• Given task:
All of the listing below must be repeated word for word. Pictures are the only thing to omit.
++++++++++++++++++++
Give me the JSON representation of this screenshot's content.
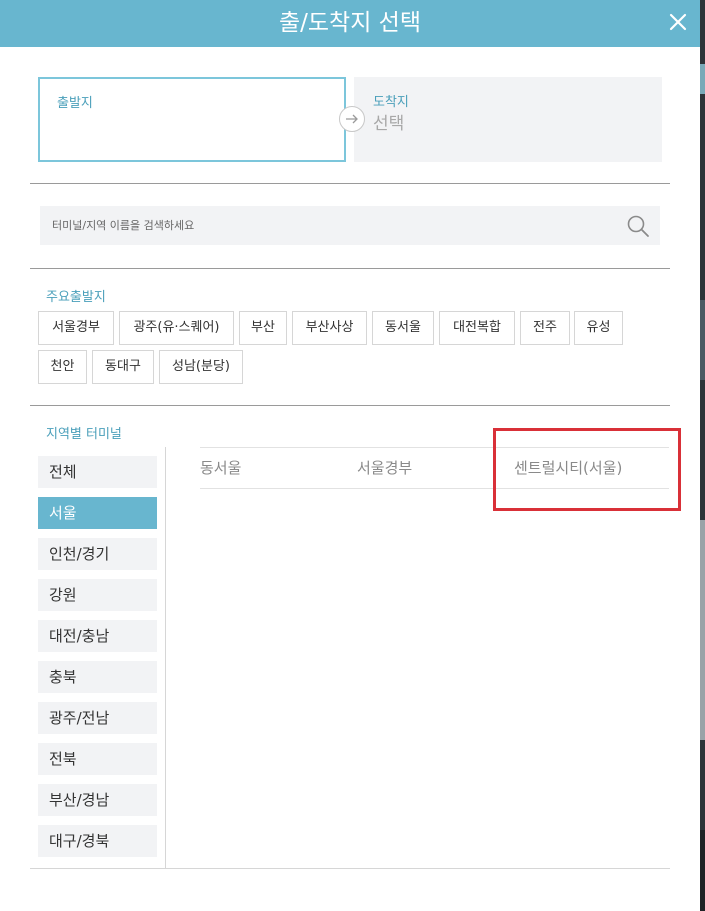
{
  "header": {
    "title": "출/도착지 선택",
    "close_icon": "close-icon"
  },
  "departure": {
    "label": "출발지",
    "value": ""
  },
  "arrival": {
    "label": "도착지",
    "value": "선택"
  },
  "search": {
    "placeholder": "터미널/지역 이름을 검색하세요",
    "value": ""
  },
  "major": {
    "title": "주요출발지",
    "chips": [
      "서울경부",
      "광주(유·스퀘어)",
      "부산",
      "부산사상",
      "동서울",
      "대전복합",
      "전주",
      "유성",
      "천안",
      "동대구",
      "성남(분당)"
    ]
  },
  "regional": {
    "title": "지역별 터미널",
    "regions": [
      "전체",
      "서울",
      "인천/경기",
      "강원",
      "대전/충남",
      "충북",
      "광주/전남",
      "전북",
      "부산/경남",
      "대구/경북"
    ],
    "selected_region": "서울",
    "terminals": [
      "동서울",
      "서울경부",
      "센트럴시티(서울)"
    ]
  },
  "colors": {
    "accent": "#68b6cf",
    "highlight": "#d93038",
    "panel": "#f2f3f5"
  }
}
++++++++++++++++++++
• Output for this exercise:
Give me the JSON representation of this screenshot's content.
{
  "header": {
    "title": "출/도착지 선택",
    "close_icon": "close-icon"
  },
  "departure": {
    "label": "출발지",
    "value": ""
  },
  "arrival": {
    "label": "도착지",
    "value": "선택"
  },
  "search": {
    "placeholder": "터미널/지역 이름을 검색하세요",
    "value": ""
  },
  "major": {
    "title": "주요출발지",
    "chips": [
      "서울경부",
      "광주(유·스퀘어)",
      "부산",
      "부산사상",
      "동서울",
      "대전복합",
      "전주",
      "유성",
      "천안",
      "동대구",
      "성남(분당)"
    ]
  },
  "regional": {
    "title": "지역별 터미널",
    "regions": [
      "전체",
      "서울",
      "인천/경기",
      "강원",
      "대전/충남",
      "충북",
      "광주/전남",
      "전북",
      "부산/경남",
      "대구/경북"
    ],
    "selected_region": "서울",
    "terminals": [
      "동서울",
      "서울경부",
      "센트럴시티(서울)"
    ]
  },
  "colors": {
    "accent": "#68b6cf",
    "highlight": "#d93038",
    "panel": "#f2f3f5"
  }
}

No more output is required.